Every line of the records below should be restated exactly.
○ ○ ○
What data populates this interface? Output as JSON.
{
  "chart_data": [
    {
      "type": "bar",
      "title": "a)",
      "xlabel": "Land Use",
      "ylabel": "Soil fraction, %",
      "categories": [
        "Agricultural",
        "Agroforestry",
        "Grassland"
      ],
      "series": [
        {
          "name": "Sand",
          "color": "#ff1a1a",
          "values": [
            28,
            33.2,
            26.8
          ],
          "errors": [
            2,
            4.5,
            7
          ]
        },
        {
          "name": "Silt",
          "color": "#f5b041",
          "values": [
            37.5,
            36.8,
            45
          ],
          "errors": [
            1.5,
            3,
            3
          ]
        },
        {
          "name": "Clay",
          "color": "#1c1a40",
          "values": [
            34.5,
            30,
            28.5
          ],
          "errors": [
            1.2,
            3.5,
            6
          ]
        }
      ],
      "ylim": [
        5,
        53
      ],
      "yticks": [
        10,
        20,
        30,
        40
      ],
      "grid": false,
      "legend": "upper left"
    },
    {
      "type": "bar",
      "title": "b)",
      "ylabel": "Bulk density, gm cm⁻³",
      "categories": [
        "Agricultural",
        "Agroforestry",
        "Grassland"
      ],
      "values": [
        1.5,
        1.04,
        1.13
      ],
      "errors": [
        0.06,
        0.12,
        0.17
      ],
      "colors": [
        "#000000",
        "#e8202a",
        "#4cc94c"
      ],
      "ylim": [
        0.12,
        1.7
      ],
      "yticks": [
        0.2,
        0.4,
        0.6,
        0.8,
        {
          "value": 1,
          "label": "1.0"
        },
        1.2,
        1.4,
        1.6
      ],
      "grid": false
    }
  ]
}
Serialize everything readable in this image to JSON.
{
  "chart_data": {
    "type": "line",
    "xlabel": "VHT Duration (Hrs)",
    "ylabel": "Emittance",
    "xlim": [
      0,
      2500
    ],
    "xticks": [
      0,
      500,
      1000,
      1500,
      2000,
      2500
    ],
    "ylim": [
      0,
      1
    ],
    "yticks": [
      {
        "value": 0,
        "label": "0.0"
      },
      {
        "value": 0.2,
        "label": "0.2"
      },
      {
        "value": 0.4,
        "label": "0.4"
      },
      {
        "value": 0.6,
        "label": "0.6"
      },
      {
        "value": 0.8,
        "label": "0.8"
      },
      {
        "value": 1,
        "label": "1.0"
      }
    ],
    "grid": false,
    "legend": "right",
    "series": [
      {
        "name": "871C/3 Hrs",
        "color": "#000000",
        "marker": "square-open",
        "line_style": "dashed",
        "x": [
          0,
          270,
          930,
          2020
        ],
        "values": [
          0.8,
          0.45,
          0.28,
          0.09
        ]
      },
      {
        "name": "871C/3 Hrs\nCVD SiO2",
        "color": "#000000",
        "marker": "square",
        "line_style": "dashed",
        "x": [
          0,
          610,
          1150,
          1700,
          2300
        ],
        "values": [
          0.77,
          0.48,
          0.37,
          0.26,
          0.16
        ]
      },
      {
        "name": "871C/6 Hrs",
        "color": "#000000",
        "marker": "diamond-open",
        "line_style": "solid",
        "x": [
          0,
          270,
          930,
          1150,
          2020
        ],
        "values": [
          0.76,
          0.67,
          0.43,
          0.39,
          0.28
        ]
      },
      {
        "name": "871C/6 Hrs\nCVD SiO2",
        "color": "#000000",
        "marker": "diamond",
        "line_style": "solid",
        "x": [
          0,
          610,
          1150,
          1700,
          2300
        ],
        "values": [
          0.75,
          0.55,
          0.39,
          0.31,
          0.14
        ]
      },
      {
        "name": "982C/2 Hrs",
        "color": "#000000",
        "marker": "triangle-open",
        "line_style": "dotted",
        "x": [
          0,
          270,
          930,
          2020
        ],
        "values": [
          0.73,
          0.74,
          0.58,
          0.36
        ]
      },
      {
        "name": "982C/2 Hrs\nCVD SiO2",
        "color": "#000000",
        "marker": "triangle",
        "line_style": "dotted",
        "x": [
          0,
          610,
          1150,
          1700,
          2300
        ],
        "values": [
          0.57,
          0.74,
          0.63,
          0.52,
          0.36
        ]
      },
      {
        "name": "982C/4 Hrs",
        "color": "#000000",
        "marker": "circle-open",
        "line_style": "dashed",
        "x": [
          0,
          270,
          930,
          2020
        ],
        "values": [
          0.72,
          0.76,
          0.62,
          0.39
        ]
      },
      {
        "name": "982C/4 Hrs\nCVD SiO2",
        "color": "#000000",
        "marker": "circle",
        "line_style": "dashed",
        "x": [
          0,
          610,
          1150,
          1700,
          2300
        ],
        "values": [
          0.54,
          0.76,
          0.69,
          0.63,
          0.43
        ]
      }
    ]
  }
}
○ ○ ○
● **Solution to the exercise**
What data populates this interface? Output as JSON.
{
  "chart_data": [
    {
      "type": "bar",
      "title": "a)",
      "xlabel": "Land Use",
      "ylabel": "Soil fraction, %",
      "categories": [
        "Agricultural",
        "Agroforestry",
        "Grassland"
      ],
      "series": [
        {
          "name": "Sand",
          "color": "#ff1a1a",
          "values": [
            28,
            33.2,
            26.8
          ],
          "errors": [
            2,
            4.5,
            7
          ]
        },
        {
          "name": "Silt",
          "color": "#f5b041",
          "values": [
            37.5,
            36.8,
            45
          ],
          "errors": [
            1.5,
            3,
            3
          ]
        },
        {
          "name": "Clay",
          "color": "#1c1a40",
          "values": [
            34.5,
            30,
            28.5
          ],
          "errors": [
            1.2,
            3.5,
            6
          ]
        }
      ],
      "ylim": [
        5,
        53
      ],
      "yticks": [
        10,
        20,
        30,
        40
      ],
      "grid": false,
      "legend": "upper left"
    },
    {
      "type": "bar",
      "title": "b)",
      "ylabel": "Bulk density, gm cm⁻³",
      "categories": [
        "Agricultural",
        "Agroforestry",
        "Grassland"
      ],
      "values": [
        1.5,
        1.04,
        1.13
      ],
      "errors": [
        0.06,
        0.12,
        0.17
      ],
      "colors": [
        "#000000",
        "#e8202a",
        "#4cc94c"
      ],
      "ylim": [
        0.12,
        1.7
      ],
      "yticks": [
        0.2,
        0.4,
        0.6,
        0.8,
        {
          "value": 1,
          "label": "1.0"
        },
        1.2,
        1.4,
        1.6
      ],
      "grid": false
    }
  ]
}
Serialize everything readable in this image to JSON.
{
  "chart_data": {
    "type": "line",
    "xlabel": "VHT Duration (Hrs)",
    "ylabel": "Emittance",
    "xlim": [
      0,
      2500
    ],
    "xticks": [
      0,
      500,
      1000,
      1500,
      2000,
      2500
    ],
    "ylim": [
      0,
      1
    ],
    "yticks": [
      {
        "value": 0,
        "label": "0.0"
      },
      {
        "value": 0.2,
        "label": "0.2"
      },
      {
        "value": 0.4,
        "label": "0.4"
      },
      {
        "value": 0.6,
        "label": "0.6"
      },
      {
        "value": 0.8,
        "label": "0.8"
      },
      {
        "value": 1,
        "label": "1.0"
      }
    ],
    "grid": false,
    "legend": "right",
    "series": [
      {
        "name": "871C/3 Hrs",
        "color": "#000000",
        "marker": "square-open",
        "line_style": "dashed",
        "x": [
          0,
          270,
          930,
          2020
        ],
        "values": [
          0.8,
          0.45,
          0.28,
          0.09
        ]
      },
      {
        "name": "871C/3 Hrs\nCVD SiO2",
        "color": "#000000",
        "marker": "square",
        "line_style": "dashed",
        "x": [
          0,
          610,
          1150,
          1700,
          2300
        ],
        "values": [
          0.77,
          0.48,
          0.37,
          0.26,
          0.16
        ]
      },
      {
        "name": "871C/6 Hrs",
        "color": "#000000",
        "marker": "diamond-open",
        "line_style": "solid",
        "x": [
          0,
          270,
          930,
          1150,
          2020
        ],
        "values": [
          0.76,
          0.67,
          0.43,
          0.39,
          0.28
        ]
      },
      {
        "name": "871C/6 Hrs\nCVD SiO2",
        "color": "#000000",
        "marker": "diamond",
        "line_style": "solid",
        "x": [
          0,
          610,
          1150,
          1700,
          2300
        ],
        "values": [
          0.75,
          0.55,
          0.39,
          0.31,
          0.14
        ]
      },
      {
        "name": "982C/2 Hrs",
        "color": "#000000",
        "marker": "triangle-open",
        "line_style": "dotted",
        "x": [
          0,
          270,
          930,
          2020
        ],
        "values": [
          0.73,
          0.74,
          0.58,
          0.36
        ]
      },
      {
        "name": "982C/2 Hrs\nCVD SiO2",
        "color": "#000000",
        "marker": "triangle",
        "line_style": "dotted",
        "x": [
          0,
          610,
          1150,
          1700,
          2300
        ],
        "values": [
          0.57,
          0.74,
          0.63,
          0.52,
          0.36
        ]
      },
      {
        "name": "982C/4 Hrs",
        "color": "#000000",
        "marker": "circle-open",
        "line_style": "dashed",
        "x": [
          0,
          270,
          930,
          2020
        ],
        "values": [
          0.72,
          0.76,
          0.62,
          0.39
        ]
      },
      {
        "name": "982C/4 Hrs\nCVD SiO2",
        "color": "#000000",
        "marker": "circle",
        "line_style": "dashed",
        "x": [
          0,
          610,
          1150,
          1700,
          2300
        ],
        "values": [
          0.54,
          0.76,
          0.69,
          0.63,
          0.43
        ]
      }
    ]
  }
}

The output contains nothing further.